What you have to do —
Below are the records. List every line holding the word "Tracking".

Given data —
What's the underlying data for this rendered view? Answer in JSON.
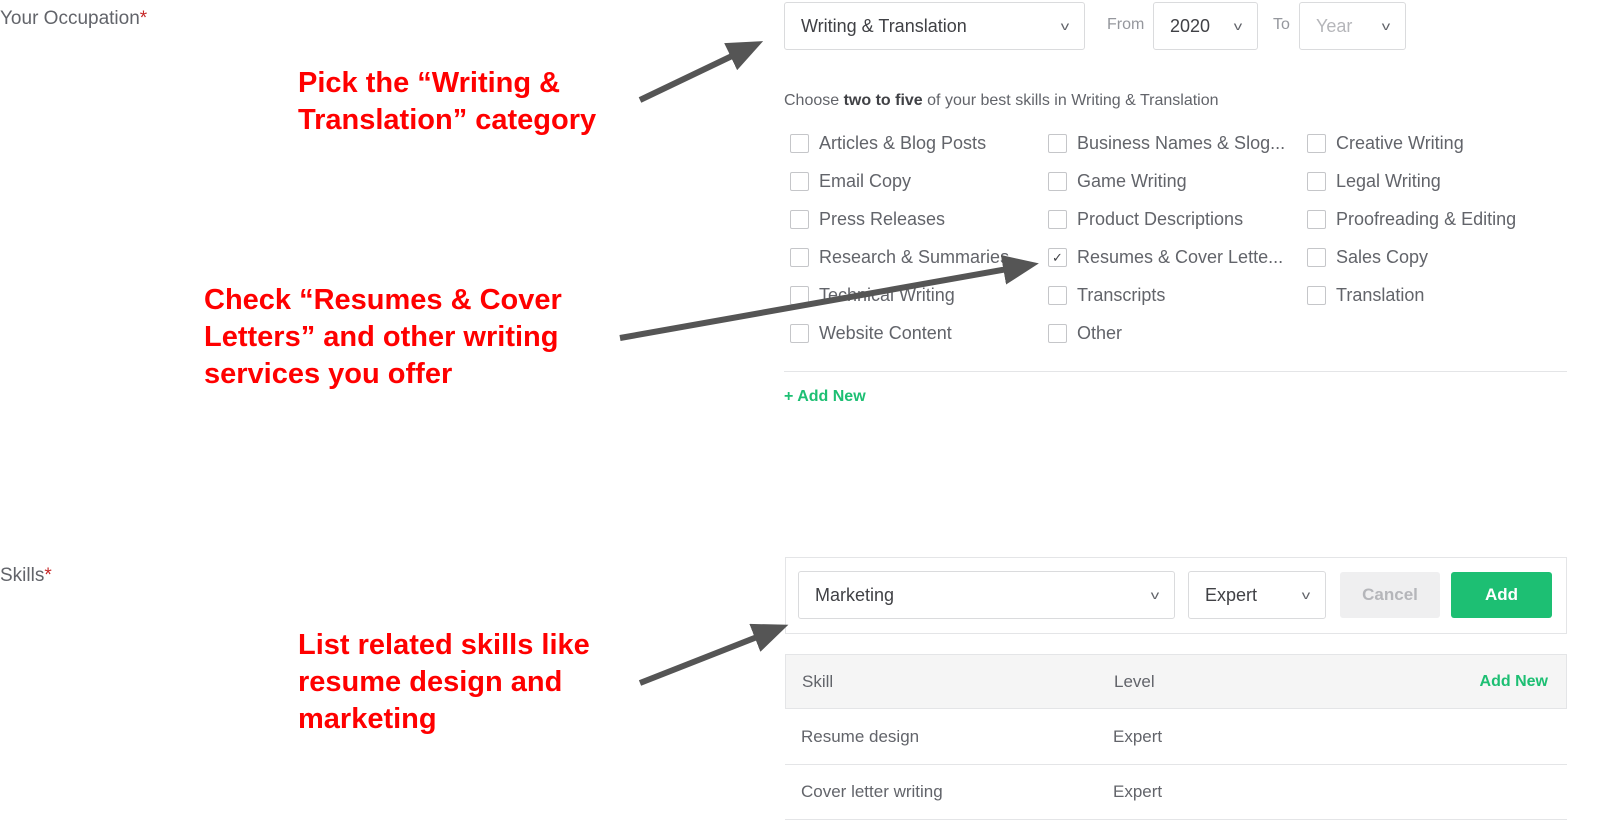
{
  "occupation": {
    "label": "Your Occupation",
    "required": "*",
    "category": "Writing & Translation",
    "from_label": "From",
    "from_value": "2020",
    "to_label": "To",
    "to_placeholder": "Year",
    "instruction_pre": "Choose ",
    "instruction_bold": "two to five",
    "instruction_post": " of your best skills in Writing & Translation",
    "skills": [
      {
        "label": "Articles & Blog Posts",
        "checked": false
      },
      {
        "label": "Business Names & Slog...",
        "checked": false
      },
      {
        "label": "Creative Writing",
        "checked": false
      },
      {
        "label": "Email Copy",
        "checked": false
      },
      {
        "label": "Game Writing",
        "checked": false
      },
      {
        "label": "Legal Writing",
        "checked": false
      },
      {
        "label": "Press Releases",
        "checked": false
      },
      {
        "label": "Product Descriptions",
        "checked": false
      },
      {
        "label": "Proofreading & Editing",
        "checked": false
      },
      {
        "label": "Research & Summaries",
        "checked": false
      },
      {
        "label": "Resumes & Cover Lette...",
        "checked": true
      },
      {
        "label": "Sales Copy",
        "checked": false
      },
      {
        "label": "Technical Writing",
        "checked": false
      },
      {
        "label": "Transcripts",
        "checked": false
      },
      {
        "label": "Translation",
        "checked": false
      },
      {
        "label": "Website Content",
        "checked": false
      },
      {
        "label": "Other",
        "checked": false
      }
    ],
    "add_new": "+ Add New"
  },
  "skills": {
    "label": "Skills",
    "required": "*",
    "skill_value": "Marketing",
    "level_value": "Expert",
    "cancel": "Cancel",
    "add": "Add",
    "table": {
      "headers": [
        "Skill",
        "Level"
      ],
      "add_new": "Add New",
      "rows": [
        [
          "Resume design",
          "Expert"
        ],
        [
          "Cover letter writing",
          "Expert"
        ]
      ]
    }
  },
  "annotations": {
    "a1": [
      "Pick the “Writing &",
      "Translation” category"
    ],
    "a2": [
      "Check “Resumes & Cover",
      "Letters” and other writing",
      "services you offer"
    ],
    "a3": [
      "List related skills like",
      "resume design and",
      "marketing"
    ]
  },
  "colors": {
    "accent": "#1dbf73",
    "annotation": "#ff0000",
    "arrow": "#555555"
  }
}
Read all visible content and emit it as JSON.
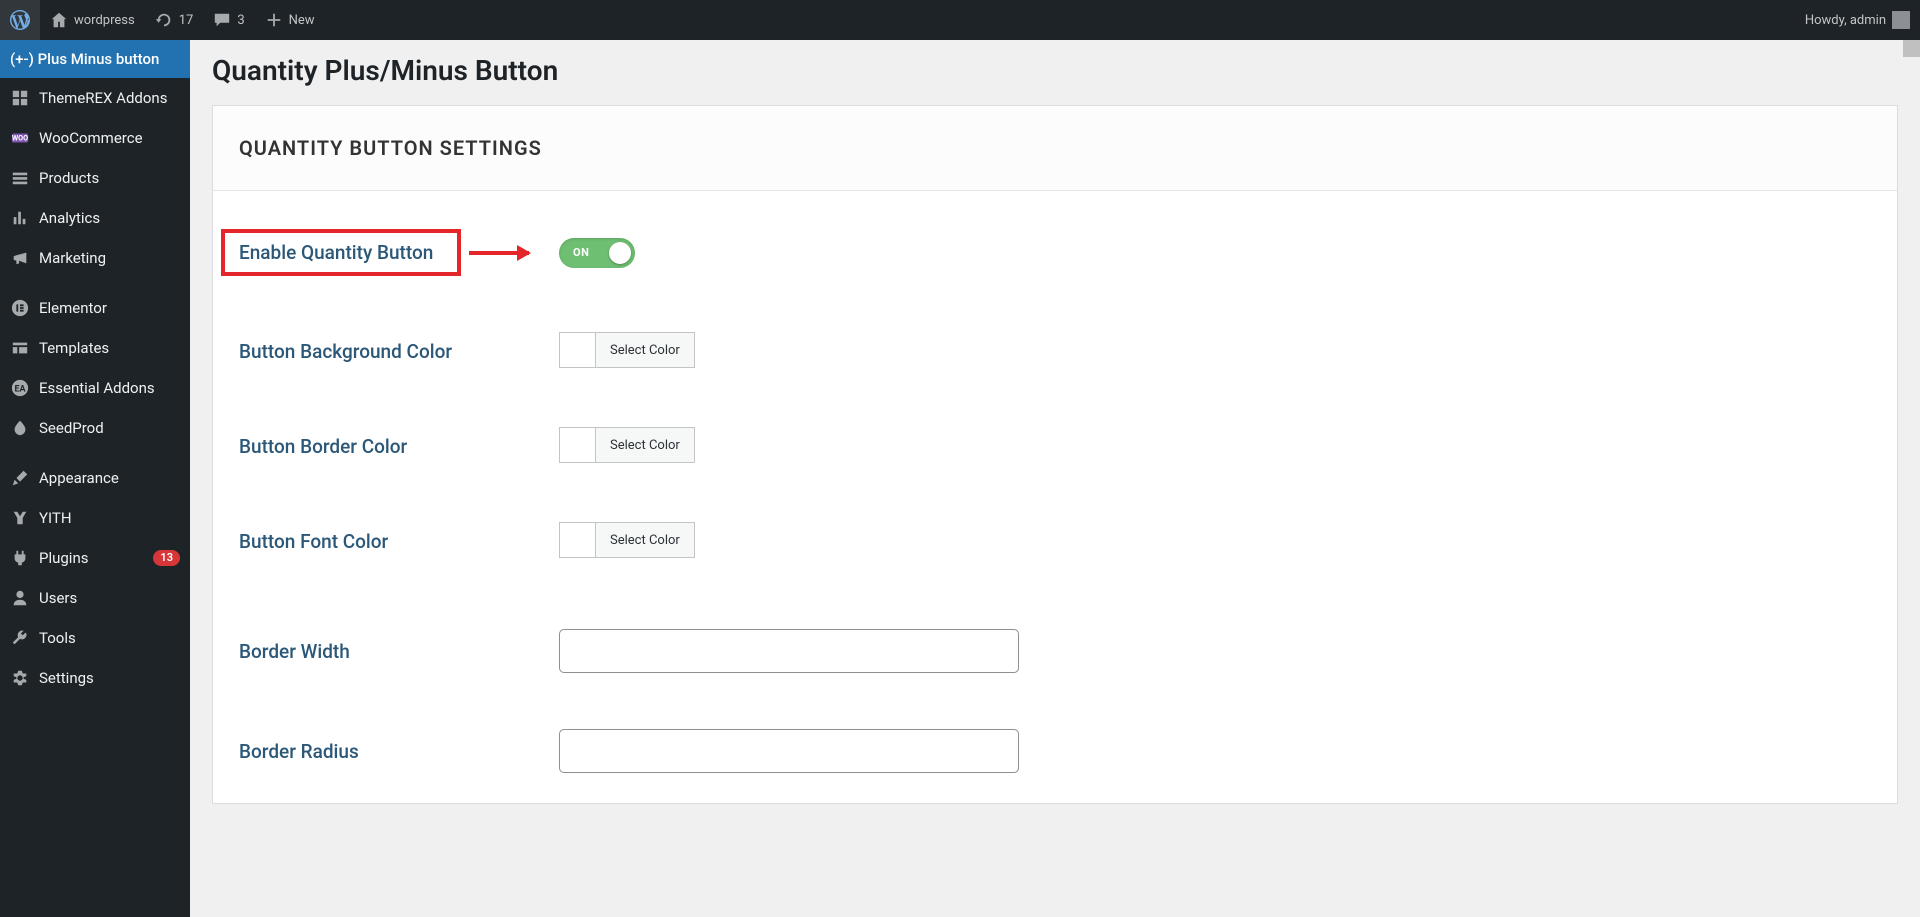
{
  "adminbar": {
    "site_name": "wordpress",
    "updates": "17",
    "comments": "3",
    "new": "New",
    "howdy": "Howdy, admin"
  },
  "sidebar": {
    "items": [
      {
        "label": "(+-) Plus Minus button",
        "current": true
      },
      {
        "label": "ThemeREX Addons"
      },
      {
        "label": "WooCommerce"
      },
      {
        "label": "Products"
      },
      {
        "label": "Analytics"
      },
      {
        "label": "Marketing"
      },
      {
        "label": "Elementor"
      },
      {
        "label": "Templates"
      },
      {
        "label": "Essential Addons"
      },
      {
        "label": "SeedProd"
      },
      {
        "label": "Appearance"
      },
      {
        "label": "YITH"
      },
      {
        "label": "Plugins",
        "badge": "13"
      },
      {
        "label": "Users"
      },
      {
        "label": "Tools"
      },
      {
        "label": "Settings"
      }
    ]
  },
  "page": {
    "title": "Quantity Plus/Minus Button",
    "section_heading": "QUANTITY BUTTON SETTINGS",
    "fields": {
      "enable": {
        "label": "Enable Quantity Button",
        "toggle": "ON"
      },
      "bg_color": {
        "label": "Button Background Color",
        "button": "Select Color"
      },
      "border_color": {
        "label": "Button Border Color",
        "button": "Select Color"
      },
      "font_color": {
        "label": "Button Font Color",
        "button": "Select Color"
      },
      "border_width": {
        "label": "Border Width",
        "value": ""
      },
      "border_radius": {
        "label": "Border Radius",
        "value": ""
      }
    }
  },
  "annotation": {
    "highlight_color": "#e4252a",
    "toggle_on_color": "#6fbf73"
  }
}
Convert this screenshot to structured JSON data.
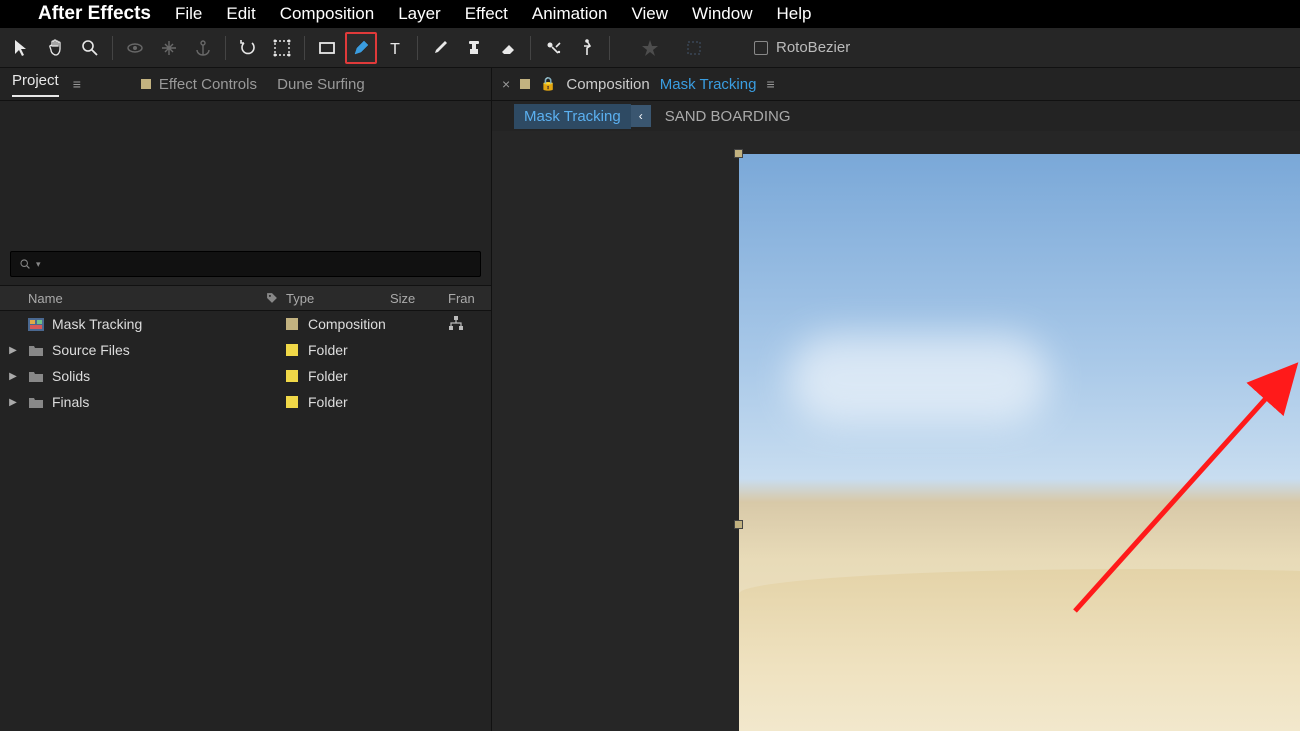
{
  "menubar": {
    "app_name": "After Effects",
    "items": [
      "File",
      "Edit",
      "Composition",
      "Layer",
      "Effect",
      "Animation",
      "View",
      "Window",
      "Help"
    ]
  },
  "toolbar": {
    "rotobezier_label": "RotoBezier"
  },
  "project_panel": {
    "tab_label": "Project",
    "effect_controls_label": "Effect Controls",
    "effect_controls_layer": "Dune Surfing",
    "headers": {
      "name": "Name",
      "type": "Type",
      "size": "Size",
      "frame": "Fran"
    },
    "items": [
      {
        "name": "Mask Tracking",
        "type": "Composition",
        "chip": "#c2b280",
        "expandable": false,
        "icon": "comp",
        "flowchart": true
      },
      {
        "name": "Source Files",
        "type": "Folder",
        "chip": "#f0d848",
        "expandable": true,
        "icon": "folder"
      },
      {
        "name": "Solids",
        "type": "Folder",
        "chip": "#f0d848",
        "expandable": true,
        "icon": "folder"
      },
      {
        "name": "Finals",
        "type": "Folder",
        "chip": "#f0d848",
        "expandable": true,
        "icon": "folder"
      }
    ]
  },
  "composition_panel": {
    "label": "Composition",
    "active_comp": "Mask Tracking",
    "breadcrumb": [
      {
        "label": "Mask Tracking",
        "active": true
      },
      {
        "label": "SAND BOARDING",
        "active": false
      }
    ]
  }
}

Final result —
        "name": "Mask Tracking",
    "active_comp": "Mask Tracking",
        "label": "Mask Tracking",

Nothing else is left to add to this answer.